[start]

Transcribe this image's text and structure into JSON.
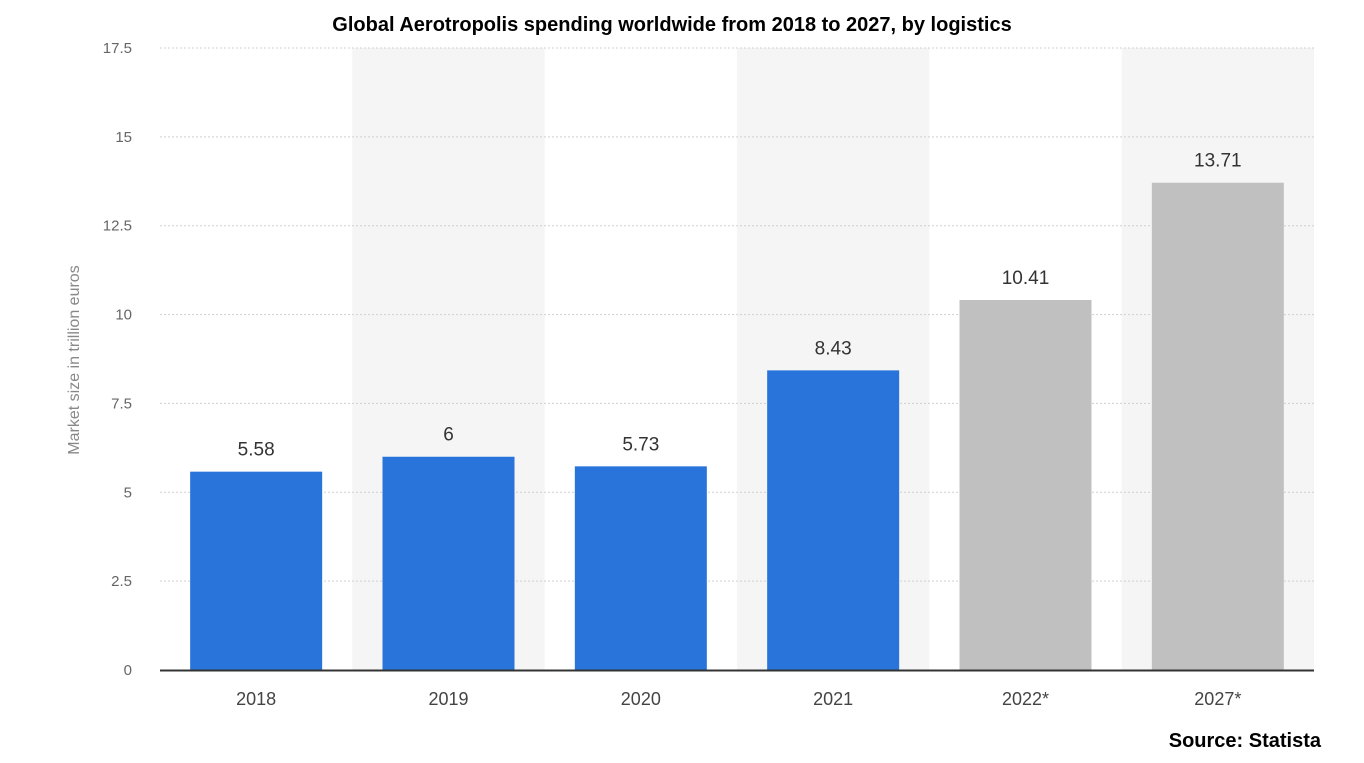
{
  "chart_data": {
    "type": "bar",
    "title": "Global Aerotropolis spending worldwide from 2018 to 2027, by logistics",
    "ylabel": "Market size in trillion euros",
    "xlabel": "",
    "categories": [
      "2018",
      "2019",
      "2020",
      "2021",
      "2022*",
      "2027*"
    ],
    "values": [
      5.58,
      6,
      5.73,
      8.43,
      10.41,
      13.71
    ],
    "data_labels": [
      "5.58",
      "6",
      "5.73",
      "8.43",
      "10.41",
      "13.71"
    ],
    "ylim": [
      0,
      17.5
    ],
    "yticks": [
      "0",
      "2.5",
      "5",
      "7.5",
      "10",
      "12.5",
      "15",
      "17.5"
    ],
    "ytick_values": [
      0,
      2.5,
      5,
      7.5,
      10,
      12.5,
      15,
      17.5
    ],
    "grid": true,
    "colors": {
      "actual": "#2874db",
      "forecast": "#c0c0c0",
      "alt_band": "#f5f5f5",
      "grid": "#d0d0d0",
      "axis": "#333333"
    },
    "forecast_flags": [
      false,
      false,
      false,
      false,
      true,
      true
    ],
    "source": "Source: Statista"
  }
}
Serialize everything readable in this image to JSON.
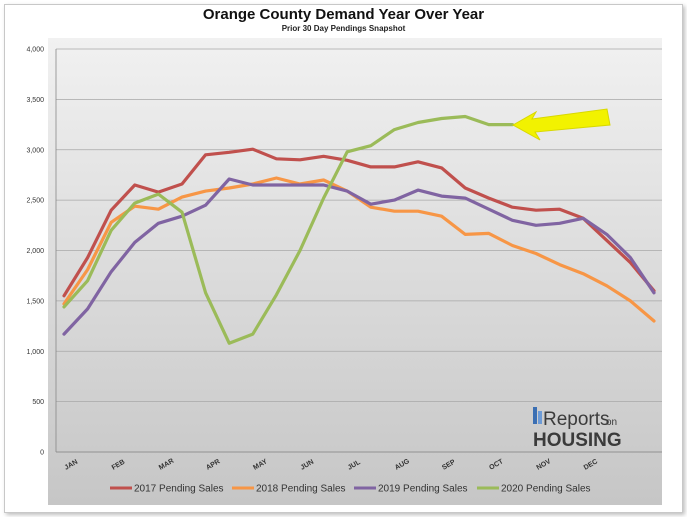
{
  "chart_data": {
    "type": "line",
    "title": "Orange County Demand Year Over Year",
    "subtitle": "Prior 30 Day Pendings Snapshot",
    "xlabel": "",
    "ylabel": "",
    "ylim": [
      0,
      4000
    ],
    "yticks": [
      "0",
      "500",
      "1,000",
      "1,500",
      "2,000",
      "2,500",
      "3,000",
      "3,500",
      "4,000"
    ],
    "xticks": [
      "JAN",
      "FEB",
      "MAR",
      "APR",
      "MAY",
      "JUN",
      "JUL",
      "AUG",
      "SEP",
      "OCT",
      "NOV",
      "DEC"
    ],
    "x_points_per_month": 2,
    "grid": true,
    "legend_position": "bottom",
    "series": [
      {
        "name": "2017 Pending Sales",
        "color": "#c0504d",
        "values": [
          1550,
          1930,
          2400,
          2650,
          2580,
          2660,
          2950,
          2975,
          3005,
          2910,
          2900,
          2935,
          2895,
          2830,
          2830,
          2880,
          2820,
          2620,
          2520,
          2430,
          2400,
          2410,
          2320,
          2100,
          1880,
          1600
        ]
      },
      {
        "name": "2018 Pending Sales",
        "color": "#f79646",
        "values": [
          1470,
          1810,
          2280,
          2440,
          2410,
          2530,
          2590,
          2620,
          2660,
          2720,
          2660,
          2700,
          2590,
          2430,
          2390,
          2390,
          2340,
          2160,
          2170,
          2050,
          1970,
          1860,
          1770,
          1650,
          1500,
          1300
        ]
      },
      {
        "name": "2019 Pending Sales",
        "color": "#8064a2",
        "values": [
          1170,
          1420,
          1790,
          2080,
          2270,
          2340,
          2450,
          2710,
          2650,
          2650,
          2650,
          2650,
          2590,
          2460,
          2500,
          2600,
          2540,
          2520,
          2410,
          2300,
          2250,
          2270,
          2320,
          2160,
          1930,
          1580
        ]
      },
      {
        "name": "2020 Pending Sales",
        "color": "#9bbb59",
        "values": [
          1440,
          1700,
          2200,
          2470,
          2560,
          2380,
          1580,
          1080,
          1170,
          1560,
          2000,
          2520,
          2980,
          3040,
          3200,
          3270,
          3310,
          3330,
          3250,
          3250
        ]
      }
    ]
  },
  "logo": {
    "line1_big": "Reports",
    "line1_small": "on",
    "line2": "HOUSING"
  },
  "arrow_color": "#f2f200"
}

[end]

**Given instruction**
Filter the records down to the lines that contain the string "JSON", and copy those lines.

**Complete answer**
Transcribe this image's text and structure into JSON.
Serialize everything readable in this image to JSON.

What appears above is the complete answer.